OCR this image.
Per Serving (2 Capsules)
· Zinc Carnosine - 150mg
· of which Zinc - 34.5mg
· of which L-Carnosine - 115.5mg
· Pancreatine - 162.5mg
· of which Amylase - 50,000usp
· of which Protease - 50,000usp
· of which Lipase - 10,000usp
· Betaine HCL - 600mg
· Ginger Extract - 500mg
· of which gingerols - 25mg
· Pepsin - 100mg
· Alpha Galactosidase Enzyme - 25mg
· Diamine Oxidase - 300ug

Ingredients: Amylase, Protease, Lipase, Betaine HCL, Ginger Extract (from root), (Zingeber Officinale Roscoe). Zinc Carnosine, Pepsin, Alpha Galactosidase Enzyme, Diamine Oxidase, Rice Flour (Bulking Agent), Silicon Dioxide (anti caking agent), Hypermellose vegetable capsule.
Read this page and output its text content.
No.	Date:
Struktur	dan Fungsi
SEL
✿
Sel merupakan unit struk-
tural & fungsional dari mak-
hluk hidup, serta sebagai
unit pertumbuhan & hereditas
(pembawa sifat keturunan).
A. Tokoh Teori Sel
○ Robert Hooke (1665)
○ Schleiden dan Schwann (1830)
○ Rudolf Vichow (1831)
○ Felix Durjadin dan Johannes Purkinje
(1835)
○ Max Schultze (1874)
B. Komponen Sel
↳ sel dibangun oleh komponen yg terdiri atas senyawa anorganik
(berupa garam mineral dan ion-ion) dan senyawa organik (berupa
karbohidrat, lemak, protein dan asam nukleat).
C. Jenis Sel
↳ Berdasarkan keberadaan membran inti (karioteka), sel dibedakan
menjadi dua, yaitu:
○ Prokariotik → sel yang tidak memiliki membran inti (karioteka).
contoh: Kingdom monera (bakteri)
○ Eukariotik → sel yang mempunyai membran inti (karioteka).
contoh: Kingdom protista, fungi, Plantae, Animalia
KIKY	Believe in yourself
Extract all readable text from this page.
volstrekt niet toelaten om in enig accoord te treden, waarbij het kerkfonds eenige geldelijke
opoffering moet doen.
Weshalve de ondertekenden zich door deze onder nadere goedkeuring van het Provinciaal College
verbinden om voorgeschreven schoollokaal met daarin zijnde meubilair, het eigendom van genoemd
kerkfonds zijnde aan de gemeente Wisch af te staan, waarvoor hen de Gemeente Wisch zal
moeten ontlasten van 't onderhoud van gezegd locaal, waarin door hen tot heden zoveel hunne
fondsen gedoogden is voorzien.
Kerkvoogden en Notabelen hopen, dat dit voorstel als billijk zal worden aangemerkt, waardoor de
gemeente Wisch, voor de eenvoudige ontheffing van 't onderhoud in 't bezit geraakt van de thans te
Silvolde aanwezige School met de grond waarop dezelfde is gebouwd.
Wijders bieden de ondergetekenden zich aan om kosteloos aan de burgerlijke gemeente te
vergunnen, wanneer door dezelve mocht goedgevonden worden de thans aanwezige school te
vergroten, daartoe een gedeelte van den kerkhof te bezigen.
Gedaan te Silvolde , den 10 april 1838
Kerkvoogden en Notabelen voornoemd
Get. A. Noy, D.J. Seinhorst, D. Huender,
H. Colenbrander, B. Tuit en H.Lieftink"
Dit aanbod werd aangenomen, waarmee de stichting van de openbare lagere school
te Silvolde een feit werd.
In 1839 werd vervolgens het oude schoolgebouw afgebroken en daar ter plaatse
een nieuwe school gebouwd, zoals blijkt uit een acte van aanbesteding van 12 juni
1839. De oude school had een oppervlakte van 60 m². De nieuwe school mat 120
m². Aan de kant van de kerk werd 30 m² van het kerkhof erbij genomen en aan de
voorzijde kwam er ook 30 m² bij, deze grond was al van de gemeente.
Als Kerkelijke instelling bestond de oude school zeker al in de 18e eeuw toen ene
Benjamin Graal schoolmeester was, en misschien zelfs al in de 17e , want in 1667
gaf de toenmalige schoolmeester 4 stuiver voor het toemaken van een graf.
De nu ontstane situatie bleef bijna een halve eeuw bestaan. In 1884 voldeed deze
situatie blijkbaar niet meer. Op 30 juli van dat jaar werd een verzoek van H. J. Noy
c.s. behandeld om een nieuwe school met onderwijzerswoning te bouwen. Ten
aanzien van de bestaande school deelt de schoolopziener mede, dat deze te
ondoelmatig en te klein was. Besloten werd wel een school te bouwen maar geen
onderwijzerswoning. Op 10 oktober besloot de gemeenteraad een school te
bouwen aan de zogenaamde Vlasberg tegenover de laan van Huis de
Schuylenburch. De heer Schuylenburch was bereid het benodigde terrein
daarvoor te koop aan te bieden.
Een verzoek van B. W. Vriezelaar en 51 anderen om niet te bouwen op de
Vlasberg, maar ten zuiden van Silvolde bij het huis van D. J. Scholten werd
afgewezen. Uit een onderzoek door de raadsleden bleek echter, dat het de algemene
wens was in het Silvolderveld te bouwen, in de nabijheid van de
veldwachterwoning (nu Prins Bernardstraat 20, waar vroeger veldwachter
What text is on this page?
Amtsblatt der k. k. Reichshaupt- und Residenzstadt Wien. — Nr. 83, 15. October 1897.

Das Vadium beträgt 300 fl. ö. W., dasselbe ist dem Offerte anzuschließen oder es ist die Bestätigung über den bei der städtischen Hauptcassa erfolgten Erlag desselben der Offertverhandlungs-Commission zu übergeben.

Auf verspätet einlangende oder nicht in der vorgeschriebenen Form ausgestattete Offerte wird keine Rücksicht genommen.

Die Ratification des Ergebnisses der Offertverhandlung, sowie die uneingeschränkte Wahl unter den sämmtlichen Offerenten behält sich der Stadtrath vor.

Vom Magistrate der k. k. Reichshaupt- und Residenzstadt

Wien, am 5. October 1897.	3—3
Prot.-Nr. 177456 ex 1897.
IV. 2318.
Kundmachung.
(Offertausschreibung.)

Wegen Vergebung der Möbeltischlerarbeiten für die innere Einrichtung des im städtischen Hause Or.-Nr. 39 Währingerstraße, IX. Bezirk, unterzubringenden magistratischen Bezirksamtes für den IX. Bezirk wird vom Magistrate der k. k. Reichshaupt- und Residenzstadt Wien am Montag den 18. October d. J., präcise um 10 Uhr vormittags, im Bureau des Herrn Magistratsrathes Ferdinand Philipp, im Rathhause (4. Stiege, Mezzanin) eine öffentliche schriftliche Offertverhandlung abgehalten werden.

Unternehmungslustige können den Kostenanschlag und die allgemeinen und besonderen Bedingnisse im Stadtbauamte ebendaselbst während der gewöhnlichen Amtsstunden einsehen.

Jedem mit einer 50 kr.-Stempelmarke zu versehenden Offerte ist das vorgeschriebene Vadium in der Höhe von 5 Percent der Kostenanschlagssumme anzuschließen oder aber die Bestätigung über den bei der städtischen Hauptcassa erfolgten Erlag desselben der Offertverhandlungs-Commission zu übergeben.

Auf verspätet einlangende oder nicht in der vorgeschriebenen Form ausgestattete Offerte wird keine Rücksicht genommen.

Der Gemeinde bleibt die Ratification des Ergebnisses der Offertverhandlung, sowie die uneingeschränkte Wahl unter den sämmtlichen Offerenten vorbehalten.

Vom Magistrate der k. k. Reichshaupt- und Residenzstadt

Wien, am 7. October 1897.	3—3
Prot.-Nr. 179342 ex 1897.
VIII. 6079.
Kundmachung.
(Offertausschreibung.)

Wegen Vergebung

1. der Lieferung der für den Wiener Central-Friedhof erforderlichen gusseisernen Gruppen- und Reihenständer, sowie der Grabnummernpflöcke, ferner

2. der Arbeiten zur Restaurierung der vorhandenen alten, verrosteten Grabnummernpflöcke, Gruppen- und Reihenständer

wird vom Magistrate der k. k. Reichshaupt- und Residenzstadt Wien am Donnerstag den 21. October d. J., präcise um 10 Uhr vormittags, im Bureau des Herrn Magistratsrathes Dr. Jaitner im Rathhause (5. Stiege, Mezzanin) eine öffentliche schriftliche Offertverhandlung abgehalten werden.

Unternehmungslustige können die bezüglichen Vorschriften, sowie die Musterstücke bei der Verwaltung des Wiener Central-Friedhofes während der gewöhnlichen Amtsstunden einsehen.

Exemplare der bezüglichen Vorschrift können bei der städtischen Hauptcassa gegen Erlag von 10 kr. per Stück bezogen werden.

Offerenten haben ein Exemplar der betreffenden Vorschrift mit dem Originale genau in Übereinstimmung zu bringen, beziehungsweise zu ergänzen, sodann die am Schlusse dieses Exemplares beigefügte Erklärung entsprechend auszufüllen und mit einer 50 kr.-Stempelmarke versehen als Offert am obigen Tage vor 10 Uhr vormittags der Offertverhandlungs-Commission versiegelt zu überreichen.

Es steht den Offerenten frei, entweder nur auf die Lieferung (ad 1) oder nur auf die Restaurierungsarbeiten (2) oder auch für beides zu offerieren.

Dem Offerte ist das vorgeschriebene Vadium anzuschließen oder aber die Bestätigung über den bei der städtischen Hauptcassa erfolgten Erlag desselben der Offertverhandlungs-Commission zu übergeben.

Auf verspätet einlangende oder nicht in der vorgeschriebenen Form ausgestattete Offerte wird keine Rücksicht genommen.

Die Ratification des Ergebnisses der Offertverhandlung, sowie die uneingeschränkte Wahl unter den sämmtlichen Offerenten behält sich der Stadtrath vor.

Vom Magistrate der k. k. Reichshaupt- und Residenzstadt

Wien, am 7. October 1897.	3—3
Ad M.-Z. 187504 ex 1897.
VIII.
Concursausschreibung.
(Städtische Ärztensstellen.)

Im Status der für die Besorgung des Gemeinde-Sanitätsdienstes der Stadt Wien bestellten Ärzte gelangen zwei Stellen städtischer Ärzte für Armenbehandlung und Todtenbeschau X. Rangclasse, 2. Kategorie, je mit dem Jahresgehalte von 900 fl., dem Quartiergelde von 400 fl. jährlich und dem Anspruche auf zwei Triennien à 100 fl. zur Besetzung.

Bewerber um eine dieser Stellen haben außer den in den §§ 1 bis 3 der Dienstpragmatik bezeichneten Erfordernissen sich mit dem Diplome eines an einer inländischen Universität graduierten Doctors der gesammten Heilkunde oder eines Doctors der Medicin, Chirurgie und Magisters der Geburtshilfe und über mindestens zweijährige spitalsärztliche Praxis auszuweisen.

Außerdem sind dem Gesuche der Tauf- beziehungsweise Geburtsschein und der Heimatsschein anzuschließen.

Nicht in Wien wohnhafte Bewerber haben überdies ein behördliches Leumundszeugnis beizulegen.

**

****************************************

• [YOUR GOAL]
When a line in the material above includes the word "Erlag", copy that line.

• [SOLUTION TO THIS EXERCISE]
Das Vadium beträgt 300 fl. ö. W., dasselbe ist dem Offerte anzuschließen oder es ist die Bestätigung über den bei der städtischen Hauptcassa erfolgten Erlag desselben der Offertverhandlungs-Commission zu übergeben.
Jedem mit einer 50 kr.-Stempelmarke zu versehenden Offerte ist das vorgeschriebene Vadium in der Höhe von 5 Percent der Kostenanschlagssumme anzuschließen oder aber die Bestätigung über den bei der städtischen Hauptcassa erfolgten Erlag desselben der Offertverhandlungs-Commission zu übergeben.
Exemplare der bezüglichen Vorschrift können bei der städtischen Hauptcassa gegen Erlag von 10 kr. per Stück bezogen werden.
Dem Offerte ist das vorgeschriebene Vadium anzuschließen oder aber die Bestätigung über den bei der städtischen Hauptcassa erfolgten Erlag desselben der Offertverhandlungs-Commission zu übergeben.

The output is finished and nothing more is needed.